### Task item A
In the GCC bug report discussion, reproduce the passage starting with "Well, denormals may" and going on through "parts of code.", changing "NEON" to "SIMD".
### Task item B
According to the GCC bug report discussion, which unit has floating point performance described as a disaster?
### Task item C
Pick up the GCC bug report discussion from where it stops and write what follows.

### Document segment
----

Using -O3 option turns on autovectorization, and the results of operations involving denormals get flushed to zero. This happens even if no "-ffast-math" or any other precision sacrificing options are enabled.
Comment 1 Andrew Pinski 2010-04-09 19:55:06 UTC
This is exacted really.  Denormals are a weird case in general.  Plus your testcase depends on uninitialized values.
Comment 2 Siarhei Siamashka 2010-04-09 20:34:09 UTC
(In reply to comment #1)
> This is exacted really.  Denormals are a weird case in general.

Well, denormals may be weird. But what about nan's, inf's and the other IEEE stuff, which is not supported by NEON unit? The compiler here takes the liberty of using NEON whenever it likes, and NEON does not fully support IEEE for sure. After reading man gcc, I had an impression that this should have been controlled by -ffast-math and the related options.

Floating point performance of VFP Lite unit is a disaster, and using NEON where appropriate is definitely needed. But IMHO this should be controlled somehow. For example by selectively using pragma optimize to set -ffast-math option in the critical parts of code.

Also I don't know how fantastic it is, but having a special data type, something like 'fast_float' with the relaxed precision requirements and suitable for use with NEON would be really nice.

> Plus your testcase depends on uninitialized values.

Yes, the testcase is not quite clean, but is easily fixable. Though this should not cause any problems unless floating point exceptions are enabled, those extra values are just irrelevant. Should I post an updated testcase?
Comment 3 Ramana Radhakrishnan 2010-04-12 09:17:11 UTC
Could you post a cleaned-up testcase ? I tried a cleaned up testcase with the values appropriately zero-initialized and gcc ends up generating the vectorized value in this case.

----

### Record extracts
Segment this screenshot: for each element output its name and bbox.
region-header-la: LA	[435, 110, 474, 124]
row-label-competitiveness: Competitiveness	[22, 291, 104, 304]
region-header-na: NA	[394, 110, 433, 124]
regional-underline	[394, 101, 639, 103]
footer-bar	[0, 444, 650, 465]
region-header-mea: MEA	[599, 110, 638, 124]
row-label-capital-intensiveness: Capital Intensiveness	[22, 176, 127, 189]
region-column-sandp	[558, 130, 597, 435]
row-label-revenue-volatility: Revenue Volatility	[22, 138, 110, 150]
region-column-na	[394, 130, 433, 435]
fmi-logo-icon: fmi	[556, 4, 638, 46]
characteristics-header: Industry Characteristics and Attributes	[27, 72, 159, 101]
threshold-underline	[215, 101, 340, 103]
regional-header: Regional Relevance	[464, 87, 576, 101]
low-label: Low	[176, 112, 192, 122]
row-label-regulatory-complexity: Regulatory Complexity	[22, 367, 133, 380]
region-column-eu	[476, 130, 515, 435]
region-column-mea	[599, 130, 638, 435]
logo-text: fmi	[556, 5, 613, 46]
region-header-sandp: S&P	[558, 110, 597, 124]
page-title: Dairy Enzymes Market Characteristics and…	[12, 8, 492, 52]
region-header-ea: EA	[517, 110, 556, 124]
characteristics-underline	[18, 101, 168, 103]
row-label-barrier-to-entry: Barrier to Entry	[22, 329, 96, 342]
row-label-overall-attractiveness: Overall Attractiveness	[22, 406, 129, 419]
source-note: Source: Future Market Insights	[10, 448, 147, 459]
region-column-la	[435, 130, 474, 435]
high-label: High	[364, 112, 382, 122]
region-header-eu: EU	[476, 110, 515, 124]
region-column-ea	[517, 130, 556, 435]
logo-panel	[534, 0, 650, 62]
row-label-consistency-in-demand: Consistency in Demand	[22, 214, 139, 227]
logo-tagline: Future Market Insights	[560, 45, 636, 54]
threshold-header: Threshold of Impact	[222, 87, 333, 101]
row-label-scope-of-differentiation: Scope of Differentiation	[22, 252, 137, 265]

----

### Answer space A
Well, denormals may be weird. But what about nan's, inf's and the other IEEE stuff, which is not supported by SIMD unit? The compiler here takes the liberty of using SIMD whenever it likes, and SIMD does not fully support IEEE for sure. After reading man gcc, I had an impression that this should have been controlled by -ffast-math and the related options.

Floating point performance of VFP Lite unit is a disaster, and using SIMD where appropriate is definitely needed. But IMHO this should be controlled somehow. For example by selectively using pragma optimize to set -ffast-math option in the critical parts of code.

### Answer space B
The VFP Lite unit.

### Answer space C
Comment 4 Siarhei Siamashka 2010-06-15 10:34:47 UTC
Created attachment 20913 [details]
a fixed testcase

A fixed testcase attached.

The main problem here is that denormals are not handled in a 'civilized' way by gcc at the moment. They are just silently and unconditionally treated in a relaxed way, and that might be neither wanted nor expected by the user. And 'readelf -A' shows the following EABI tags for the generated object file, even not marking it in a special way with the regards to denormals handling:
  Tag_ABI_FP_denormal: Needed
  Tag_ABI_FP_exceptions: Needed
  Tag_ABI_FP_number_model: IEEE 754
Comment 5 jules 2010-06-16 11:41:32 UTC
I am working on this.
Comment 6 Sandra Loosemore 2010-06-22 01:55:05 UTC
Julian's patch overlapped some other NEON changes I was already preparing for submission, so I did some refactoring before posting it for review.  Here's the main part of the fix:

http://gcc.gnu.org/ml/gcc-patches/2010-06/msg02102.html
Comment 7 sandra 2010-07-03 00:47:03 UTC
Subject: Bug 43703

Author: sandra
Date: Sat Jul  3 00:46:51 2010
New Revision: 161763

URL: http://gcc.gnu.org/viewcvs?root=gcc&view=rev&rev=161763
Log:
2010-07-02  Julian Brown  <julian@codesourcery.com>
	    Sandra Loosemore <sandra@codesourcery.com>

	PR target/43703

	gcc/
	* config/arm/vec-common.md (add<mode>3, sub<mode>3, smin<mode>3)
	(smax<mode>3): Disable for NEON float modes when
	flag_unsafe_math_optimizations is false.
	* config/arm/neon.md (*add<mode>3_neon, *sub<mode>3_neon)
	(*mul<mode>3_neon)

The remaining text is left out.